### [DATA IN THIS EXERCISE]
"""
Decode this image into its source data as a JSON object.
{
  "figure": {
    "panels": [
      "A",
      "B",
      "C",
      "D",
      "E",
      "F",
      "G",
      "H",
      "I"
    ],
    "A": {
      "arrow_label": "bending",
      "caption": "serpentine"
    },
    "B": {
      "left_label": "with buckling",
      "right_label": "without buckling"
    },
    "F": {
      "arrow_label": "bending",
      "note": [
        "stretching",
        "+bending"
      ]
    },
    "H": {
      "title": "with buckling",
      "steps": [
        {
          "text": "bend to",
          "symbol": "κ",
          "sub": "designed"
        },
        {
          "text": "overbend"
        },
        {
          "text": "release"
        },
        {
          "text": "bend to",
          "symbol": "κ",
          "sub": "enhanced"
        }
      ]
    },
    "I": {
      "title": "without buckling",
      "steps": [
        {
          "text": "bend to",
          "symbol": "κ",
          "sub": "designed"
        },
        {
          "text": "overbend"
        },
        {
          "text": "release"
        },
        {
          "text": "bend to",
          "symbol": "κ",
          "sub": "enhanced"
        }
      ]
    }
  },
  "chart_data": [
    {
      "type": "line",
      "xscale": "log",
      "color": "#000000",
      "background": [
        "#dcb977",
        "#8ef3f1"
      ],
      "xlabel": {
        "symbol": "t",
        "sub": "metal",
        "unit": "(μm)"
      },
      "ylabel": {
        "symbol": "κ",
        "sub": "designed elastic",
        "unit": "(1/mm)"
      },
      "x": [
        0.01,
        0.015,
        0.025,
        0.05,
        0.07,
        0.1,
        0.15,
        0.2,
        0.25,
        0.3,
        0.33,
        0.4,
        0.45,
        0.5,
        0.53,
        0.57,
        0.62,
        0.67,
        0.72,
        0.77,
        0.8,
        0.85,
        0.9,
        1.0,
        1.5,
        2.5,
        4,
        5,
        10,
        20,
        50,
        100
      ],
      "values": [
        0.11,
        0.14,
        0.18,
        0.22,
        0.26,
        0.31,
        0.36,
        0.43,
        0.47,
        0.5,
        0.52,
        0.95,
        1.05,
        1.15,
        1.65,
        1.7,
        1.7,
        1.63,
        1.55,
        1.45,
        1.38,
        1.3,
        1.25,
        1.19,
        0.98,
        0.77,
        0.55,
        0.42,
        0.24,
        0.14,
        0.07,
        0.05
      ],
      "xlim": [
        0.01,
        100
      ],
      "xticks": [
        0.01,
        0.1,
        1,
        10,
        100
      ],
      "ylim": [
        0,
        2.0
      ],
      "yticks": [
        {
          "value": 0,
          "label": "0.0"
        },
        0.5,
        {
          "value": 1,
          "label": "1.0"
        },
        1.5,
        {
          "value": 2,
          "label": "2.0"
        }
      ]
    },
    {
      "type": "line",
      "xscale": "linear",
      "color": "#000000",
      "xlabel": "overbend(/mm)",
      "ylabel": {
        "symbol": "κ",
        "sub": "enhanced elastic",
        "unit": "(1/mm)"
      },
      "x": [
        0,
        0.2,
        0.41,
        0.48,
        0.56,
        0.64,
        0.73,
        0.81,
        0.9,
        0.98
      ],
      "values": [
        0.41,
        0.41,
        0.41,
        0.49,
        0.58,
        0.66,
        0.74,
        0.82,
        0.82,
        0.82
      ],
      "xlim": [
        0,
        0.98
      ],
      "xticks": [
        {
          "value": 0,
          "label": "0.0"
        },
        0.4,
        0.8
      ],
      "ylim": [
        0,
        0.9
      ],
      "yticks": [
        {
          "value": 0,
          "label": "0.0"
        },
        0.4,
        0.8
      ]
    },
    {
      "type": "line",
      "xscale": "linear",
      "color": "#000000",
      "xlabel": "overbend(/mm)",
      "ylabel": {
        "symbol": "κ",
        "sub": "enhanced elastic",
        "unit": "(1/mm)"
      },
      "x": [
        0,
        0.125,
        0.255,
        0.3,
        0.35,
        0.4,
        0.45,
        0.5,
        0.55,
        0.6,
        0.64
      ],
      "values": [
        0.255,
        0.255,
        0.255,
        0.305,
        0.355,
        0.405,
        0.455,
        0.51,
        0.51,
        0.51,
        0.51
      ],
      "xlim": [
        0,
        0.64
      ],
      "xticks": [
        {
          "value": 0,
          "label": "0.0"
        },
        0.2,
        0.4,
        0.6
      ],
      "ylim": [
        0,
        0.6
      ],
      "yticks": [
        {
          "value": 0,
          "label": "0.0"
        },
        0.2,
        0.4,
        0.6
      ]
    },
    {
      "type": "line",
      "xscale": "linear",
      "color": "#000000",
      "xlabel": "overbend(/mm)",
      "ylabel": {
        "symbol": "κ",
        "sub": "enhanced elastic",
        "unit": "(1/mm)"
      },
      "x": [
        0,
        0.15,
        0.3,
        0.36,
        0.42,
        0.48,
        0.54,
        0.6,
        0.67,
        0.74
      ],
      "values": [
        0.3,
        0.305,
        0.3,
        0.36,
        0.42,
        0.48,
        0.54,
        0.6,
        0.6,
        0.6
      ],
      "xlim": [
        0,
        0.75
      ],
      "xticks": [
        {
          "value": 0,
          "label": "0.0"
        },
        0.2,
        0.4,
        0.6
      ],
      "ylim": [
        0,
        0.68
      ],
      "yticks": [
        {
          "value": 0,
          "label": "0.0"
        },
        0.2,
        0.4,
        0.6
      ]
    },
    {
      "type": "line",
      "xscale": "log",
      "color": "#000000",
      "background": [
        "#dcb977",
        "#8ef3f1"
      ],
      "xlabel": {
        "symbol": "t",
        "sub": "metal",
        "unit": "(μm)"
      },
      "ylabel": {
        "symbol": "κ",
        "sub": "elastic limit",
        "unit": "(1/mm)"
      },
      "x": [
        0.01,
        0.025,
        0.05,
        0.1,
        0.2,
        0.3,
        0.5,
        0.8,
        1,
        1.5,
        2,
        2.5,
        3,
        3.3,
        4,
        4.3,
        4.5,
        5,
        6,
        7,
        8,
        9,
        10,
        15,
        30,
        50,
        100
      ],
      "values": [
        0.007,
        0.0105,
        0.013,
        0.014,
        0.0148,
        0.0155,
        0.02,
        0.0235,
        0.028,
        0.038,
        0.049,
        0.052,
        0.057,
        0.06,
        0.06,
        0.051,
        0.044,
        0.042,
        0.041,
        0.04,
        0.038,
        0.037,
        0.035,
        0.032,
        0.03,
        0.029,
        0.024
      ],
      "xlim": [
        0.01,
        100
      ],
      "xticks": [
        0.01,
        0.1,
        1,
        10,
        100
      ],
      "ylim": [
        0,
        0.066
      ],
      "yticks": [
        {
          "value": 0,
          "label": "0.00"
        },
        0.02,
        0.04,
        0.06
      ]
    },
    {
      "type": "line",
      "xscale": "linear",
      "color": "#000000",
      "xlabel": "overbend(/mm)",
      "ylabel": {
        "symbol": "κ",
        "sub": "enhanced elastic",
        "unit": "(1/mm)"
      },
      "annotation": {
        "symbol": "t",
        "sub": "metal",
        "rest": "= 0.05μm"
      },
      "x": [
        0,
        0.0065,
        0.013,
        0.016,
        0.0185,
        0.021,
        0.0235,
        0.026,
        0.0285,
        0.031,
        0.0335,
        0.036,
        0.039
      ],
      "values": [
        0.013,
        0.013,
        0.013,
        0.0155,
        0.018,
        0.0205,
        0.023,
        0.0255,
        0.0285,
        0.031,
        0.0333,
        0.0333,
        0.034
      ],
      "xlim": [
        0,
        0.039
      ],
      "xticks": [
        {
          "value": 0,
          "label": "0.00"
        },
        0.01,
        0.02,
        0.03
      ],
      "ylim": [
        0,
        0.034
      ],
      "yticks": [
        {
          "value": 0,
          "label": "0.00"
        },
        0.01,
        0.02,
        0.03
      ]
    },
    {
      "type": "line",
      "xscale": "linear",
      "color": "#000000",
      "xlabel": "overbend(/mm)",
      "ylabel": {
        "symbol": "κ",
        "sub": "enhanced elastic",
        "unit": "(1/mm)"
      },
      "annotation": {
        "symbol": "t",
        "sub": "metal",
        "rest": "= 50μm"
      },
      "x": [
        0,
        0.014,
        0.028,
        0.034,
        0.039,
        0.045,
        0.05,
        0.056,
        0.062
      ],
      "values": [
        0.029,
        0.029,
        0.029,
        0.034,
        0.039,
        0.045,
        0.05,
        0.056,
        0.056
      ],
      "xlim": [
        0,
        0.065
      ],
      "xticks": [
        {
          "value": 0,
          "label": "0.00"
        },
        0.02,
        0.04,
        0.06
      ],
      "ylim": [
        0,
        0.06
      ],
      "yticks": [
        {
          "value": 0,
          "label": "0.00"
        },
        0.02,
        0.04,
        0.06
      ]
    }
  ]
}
"""
### [WHAT YOU WILL DO]
Above are the records. Copy every line in them holding "buckling".

### [COMPLETED TASK]
      "left_label": "with buckling",
      "right_label": "without buckling"
      "title": "with buckling",
      "title": "without buckling",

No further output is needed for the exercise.